Task details ▸ Look for the string "Azimutes" in the lines and copy each line that has it.
══════════════════════════════
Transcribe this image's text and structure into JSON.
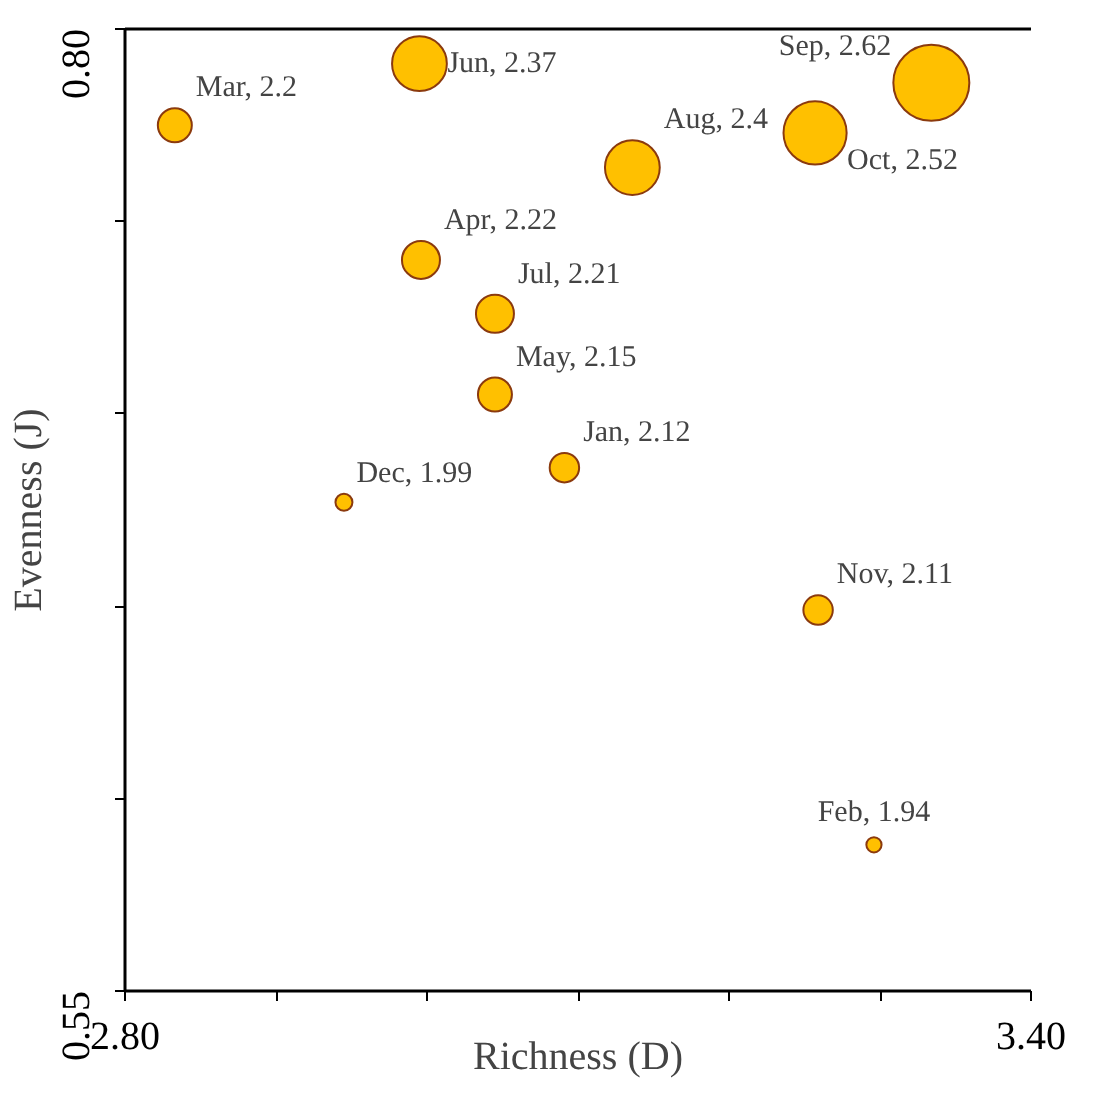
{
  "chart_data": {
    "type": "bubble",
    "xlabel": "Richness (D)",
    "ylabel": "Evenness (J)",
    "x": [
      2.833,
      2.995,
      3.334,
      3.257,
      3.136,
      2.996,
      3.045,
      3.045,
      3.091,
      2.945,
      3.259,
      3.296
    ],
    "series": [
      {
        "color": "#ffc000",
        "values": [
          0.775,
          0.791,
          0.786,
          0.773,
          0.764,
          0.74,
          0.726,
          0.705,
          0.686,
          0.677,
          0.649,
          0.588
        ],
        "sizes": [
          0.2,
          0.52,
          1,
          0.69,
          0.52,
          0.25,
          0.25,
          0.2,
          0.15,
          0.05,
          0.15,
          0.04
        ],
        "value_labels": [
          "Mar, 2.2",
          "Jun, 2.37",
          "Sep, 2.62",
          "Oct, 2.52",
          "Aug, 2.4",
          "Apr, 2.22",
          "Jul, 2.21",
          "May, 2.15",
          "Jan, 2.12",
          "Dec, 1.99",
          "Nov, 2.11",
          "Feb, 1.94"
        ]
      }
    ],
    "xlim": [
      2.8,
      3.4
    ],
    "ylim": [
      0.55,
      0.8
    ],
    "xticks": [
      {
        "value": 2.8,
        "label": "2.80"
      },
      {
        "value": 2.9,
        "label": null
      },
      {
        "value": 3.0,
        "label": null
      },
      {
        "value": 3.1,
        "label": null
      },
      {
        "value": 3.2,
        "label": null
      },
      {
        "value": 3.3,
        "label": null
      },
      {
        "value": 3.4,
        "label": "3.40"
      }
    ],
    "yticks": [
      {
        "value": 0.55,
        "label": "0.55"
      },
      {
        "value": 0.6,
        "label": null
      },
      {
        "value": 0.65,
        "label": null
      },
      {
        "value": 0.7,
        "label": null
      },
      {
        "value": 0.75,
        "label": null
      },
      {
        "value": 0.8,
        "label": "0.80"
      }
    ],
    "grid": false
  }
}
══════════════════════════════
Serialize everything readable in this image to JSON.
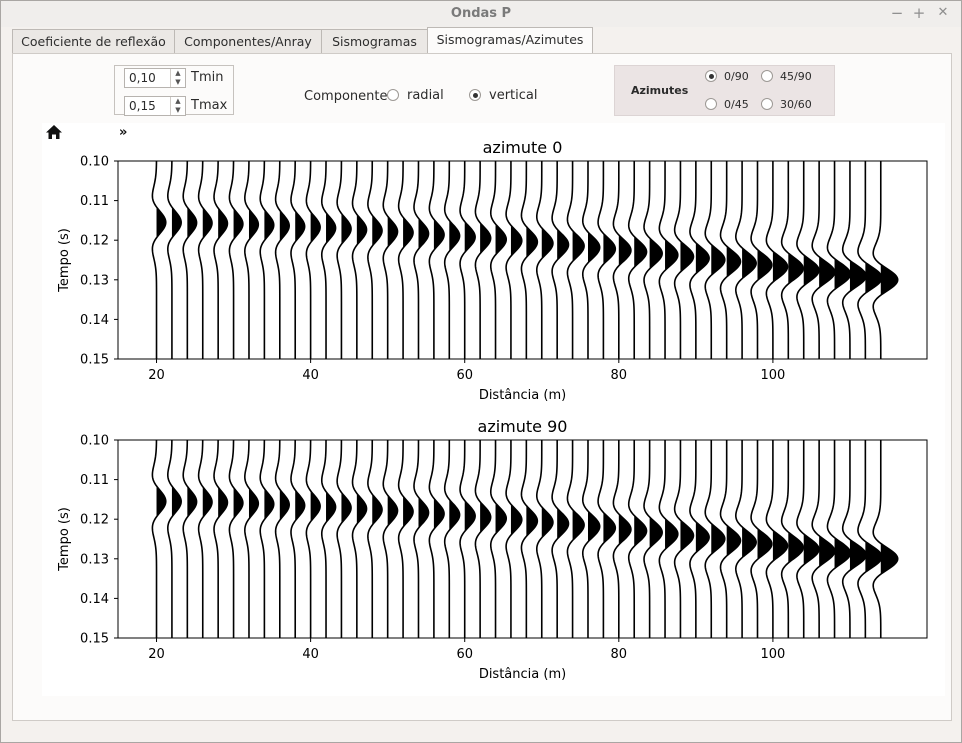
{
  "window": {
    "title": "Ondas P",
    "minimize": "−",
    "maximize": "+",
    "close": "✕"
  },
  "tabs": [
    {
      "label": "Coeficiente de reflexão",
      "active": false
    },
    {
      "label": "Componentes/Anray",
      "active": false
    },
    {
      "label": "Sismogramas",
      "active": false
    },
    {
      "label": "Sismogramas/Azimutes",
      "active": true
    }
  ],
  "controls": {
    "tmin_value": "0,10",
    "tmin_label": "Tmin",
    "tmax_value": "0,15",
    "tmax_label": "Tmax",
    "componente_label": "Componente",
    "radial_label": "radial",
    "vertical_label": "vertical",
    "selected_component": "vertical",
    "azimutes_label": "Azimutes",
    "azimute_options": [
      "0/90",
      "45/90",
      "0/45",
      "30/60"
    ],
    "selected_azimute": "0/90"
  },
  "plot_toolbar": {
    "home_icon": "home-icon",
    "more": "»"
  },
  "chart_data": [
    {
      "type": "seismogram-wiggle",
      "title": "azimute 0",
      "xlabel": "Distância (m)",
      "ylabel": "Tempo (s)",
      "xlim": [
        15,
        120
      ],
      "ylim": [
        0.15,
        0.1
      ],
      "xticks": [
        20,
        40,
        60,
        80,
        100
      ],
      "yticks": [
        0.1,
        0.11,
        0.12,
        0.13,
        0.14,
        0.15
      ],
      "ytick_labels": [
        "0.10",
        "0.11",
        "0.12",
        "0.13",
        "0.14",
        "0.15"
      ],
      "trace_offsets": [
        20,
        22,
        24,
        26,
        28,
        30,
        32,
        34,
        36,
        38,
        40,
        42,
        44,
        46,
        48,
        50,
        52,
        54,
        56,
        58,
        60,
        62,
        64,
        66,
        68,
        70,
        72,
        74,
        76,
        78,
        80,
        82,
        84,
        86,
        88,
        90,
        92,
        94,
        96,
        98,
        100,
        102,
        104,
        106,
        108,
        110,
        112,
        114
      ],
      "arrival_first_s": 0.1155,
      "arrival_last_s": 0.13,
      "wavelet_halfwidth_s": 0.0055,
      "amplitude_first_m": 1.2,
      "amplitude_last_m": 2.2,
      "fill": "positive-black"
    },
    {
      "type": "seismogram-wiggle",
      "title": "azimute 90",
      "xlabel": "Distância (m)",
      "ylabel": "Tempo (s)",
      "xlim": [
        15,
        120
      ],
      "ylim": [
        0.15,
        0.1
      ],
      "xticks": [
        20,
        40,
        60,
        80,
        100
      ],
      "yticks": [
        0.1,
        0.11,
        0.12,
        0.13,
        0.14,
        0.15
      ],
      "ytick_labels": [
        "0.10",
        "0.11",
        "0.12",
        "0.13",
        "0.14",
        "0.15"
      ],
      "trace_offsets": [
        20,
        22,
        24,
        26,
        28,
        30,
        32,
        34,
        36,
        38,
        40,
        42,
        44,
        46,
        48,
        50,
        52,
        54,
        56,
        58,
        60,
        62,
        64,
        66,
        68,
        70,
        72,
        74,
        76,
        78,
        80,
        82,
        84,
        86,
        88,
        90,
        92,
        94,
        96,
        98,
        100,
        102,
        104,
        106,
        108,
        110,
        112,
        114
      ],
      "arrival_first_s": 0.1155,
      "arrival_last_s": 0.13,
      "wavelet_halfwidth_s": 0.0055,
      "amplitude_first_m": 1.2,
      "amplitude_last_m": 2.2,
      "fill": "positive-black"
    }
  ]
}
══════════════════════════════
Exercise output ▸
      "label": "Sismogramas/Azimutes",
    "azimutes_label": "Azimutes",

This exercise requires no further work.